Task requirements = Read the records and gather each line that includes "League".

Excerpt from a dataset =
****************************************

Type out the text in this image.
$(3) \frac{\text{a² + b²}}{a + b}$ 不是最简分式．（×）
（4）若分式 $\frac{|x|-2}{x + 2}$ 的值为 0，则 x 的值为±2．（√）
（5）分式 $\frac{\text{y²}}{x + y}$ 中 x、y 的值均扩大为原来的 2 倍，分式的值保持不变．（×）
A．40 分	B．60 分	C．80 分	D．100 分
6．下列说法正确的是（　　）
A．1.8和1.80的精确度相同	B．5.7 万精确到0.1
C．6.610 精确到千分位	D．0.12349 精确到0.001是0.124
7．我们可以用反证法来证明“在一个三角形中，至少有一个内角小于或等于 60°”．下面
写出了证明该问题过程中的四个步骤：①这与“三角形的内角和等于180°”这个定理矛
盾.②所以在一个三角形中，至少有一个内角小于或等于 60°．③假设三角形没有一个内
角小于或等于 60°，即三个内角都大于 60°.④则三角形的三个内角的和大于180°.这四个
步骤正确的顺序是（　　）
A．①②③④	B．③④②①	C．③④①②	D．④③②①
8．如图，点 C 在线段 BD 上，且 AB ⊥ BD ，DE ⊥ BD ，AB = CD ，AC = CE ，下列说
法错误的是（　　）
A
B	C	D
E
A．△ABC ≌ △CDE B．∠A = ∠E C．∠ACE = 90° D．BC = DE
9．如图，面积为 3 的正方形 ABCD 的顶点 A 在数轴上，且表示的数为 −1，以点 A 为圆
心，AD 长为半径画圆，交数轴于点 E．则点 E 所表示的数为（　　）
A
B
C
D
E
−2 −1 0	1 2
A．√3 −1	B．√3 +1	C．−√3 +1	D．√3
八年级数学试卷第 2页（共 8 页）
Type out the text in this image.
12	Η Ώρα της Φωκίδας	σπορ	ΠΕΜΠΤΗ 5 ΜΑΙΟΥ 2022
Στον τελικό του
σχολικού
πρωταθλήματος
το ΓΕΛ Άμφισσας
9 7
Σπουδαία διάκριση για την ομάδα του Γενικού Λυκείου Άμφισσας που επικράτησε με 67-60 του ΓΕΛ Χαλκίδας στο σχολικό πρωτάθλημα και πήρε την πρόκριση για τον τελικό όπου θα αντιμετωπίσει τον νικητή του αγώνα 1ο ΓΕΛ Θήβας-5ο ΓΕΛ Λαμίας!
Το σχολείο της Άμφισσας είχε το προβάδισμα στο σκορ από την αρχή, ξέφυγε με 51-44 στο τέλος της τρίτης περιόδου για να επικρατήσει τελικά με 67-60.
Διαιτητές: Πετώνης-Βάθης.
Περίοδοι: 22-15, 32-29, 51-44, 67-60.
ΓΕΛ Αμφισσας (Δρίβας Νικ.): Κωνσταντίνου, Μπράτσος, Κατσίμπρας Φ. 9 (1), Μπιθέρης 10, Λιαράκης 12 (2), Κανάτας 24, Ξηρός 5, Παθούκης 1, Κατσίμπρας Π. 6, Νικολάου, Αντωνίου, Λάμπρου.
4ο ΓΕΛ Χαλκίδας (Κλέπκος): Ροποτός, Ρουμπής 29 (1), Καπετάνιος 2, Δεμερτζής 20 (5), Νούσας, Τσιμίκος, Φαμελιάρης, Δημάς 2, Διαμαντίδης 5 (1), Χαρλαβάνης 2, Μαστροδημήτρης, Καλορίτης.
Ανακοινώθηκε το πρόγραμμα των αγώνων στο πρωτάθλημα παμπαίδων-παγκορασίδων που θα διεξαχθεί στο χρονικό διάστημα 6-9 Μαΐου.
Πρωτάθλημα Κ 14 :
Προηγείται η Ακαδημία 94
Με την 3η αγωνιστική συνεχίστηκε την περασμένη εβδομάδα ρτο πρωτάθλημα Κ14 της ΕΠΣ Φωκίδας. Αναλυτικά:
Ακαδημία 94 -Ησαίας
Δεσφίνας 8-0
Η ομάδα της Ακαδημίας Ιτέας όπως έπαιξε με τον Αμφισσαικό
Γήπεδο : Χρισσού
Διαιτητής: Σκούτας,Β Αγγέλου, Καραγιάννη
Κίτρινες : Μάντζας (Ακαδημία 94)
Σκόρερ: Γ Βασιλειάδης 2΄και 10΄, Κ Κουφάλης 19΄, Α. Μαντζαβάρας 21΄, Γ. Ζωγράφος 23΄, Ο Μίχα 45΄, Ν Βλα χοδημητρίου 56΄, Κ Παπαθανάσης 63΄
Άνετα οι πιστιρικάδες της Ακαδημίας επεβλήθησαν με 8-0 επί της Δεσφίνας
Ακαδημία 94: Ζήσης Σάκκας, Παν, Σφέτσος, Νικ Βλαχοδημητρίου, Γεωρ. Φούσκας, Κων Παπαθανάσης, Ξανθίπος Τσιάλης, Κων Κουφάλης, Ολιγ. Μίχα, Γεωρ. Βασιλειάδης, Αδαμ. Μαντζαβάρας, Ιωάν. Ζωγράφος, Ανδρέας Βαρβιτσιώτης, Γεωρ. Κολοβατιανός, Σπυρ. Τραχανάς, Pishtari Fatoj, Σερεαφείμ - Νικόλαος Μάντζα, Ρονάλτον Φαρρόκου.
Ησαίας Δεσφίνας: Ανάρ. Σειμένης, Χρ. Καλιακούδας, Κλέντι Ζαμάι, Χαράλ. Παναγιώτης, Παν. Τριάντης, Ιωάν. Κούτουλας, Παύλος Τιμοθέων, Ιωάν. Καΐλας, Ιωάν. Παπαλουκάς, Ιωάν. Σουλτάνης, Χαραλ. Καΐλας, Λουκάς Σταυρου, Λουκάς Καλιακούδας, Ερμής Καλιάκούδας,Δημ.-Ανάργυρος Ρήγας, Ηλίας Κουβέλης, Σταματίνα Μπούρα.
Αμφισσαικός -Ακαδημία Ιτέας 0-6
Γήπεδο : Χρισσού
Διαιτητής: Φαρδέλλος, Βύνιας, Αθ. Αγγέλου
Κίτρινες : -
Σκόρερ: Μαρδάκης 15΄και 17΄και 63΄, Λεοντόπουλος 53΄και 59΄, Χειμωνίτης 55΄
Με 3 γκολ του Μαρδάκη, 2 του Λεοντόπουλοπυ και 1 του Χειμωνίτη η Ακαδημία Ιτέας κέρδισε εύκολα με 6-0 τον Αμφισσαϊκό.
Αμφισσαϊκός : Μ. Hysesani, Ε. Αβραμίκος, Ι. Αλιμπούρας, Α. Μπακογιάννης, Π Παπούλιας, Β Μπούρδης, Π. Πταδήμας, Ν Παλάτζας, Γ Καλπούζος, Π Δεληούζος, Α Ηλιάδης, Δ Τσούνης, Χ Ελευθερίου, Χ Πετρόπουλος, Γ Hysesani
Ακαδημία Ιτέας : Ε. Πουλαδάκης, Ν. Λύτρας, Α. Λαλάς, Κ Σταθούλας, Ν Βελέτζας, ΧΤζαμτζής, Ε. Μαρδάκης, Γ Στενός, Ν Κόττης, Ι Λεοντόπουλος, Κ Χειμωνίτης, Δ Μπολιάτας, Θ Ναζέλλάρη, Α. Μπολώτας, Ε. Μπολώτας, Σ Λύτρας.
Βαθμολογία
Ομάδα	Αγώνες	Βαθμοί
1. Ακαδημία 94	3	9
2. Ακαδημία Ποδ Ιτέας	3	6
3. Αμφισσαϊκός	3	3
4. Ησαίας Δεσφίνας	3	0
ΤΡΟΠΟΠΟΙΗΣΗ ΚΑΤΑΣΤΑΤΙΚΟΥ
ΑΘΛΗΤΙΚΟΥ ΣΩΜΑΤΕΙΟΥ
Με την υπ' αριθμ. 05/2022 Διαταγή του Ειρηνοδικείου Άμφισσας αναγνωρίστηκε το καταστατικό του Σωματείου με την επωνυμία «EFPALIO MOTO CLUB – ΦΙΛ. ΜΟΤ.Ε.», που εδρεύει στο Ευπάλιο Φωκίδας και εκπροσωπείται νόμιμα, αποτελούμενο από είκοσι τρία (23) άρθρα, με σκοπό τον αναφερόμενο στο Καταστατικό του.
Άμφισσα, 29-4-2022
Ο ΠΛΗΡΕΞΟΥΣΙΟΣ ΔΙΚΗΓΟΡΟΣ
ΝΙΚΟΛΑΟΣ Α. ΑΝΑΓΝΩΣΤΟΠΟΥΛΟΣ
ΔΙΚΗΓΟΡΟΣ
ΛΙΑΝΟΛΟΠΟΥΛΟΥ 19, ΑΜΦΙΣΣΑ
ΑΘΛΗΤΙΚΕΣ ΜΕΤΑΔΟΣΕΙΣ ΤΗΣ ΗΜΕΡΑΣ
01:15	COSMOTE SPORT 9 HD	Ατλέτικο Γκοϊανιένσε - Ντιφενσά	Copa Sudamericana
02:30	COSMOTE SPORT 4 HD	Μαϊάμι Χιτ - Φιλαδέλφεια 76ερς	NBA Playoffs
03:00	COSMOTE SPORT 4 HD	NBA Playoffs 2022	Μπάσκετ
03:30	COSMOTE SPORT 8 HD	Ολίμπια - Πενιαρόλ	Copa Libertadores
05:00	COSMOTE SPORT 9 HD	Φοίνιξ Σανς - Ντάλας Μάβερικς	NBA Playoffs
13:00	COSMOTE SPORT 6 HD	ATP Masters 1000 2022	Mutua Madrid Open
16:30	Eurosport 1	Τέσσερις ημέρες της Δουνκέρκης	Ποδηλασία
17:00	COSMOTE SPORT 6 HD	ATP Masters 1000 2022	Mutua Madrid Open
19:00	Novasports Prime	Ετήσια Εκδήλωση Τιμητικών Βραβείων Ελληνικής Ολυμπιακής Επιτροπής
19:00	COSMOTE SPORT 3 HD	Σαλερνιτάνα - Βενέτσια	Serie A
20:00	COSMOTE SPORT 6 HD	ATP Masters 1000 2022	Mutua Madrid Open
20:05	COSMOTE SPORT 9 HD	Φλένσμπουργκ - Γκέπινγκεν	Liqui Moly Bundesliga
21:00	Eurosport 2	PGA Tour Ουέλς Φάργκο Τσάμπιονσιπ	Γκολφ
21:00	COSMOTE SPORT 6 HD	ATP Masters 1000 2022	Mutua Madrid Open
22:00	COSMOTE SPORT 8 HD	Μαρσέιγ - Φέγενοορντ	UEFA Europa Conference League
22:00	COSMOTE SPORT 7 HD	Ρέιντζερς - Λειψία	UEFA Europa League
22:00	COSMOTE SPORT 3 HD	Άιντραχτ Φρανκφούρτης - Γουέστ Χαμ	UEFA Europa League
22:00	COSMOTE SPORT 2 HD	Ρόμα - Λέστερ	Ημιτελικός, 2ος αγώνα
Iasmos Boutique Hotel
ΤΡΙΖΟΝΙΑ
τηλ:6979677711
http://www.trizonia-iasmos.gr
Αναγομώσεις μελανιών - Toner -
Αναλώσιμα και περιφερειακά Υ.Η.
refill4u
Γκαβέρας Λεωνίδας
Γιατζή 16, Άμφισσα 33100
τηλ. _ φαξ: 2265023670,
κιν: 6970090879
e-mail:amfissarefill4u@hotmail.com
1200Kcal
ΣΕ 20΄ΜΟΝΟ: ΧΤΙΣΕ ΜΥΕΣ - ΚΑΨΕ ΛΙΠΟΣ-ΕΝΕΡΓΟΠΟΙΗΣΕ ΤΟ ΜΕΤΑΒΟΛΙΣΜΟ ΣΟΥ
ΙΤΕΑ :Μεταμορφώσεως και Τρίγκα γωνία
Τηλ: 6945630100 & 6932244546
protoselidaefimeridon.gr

****************************************

Expected answer =
22:00	COSMOTE SPORT 8 HD	Μαρσέιγ - Φέγενοορντ	UEFA Europa Conference League
22:00	COSMOTE SPORT 7 HD	Ρέιντζερς - Λειψία	UEFA Europa League
22:00	COSMOTE SPORT 3 HD	Άιντραχτ Φρανκφούρτης - Γουέστ Χαμ	UEFA Europa League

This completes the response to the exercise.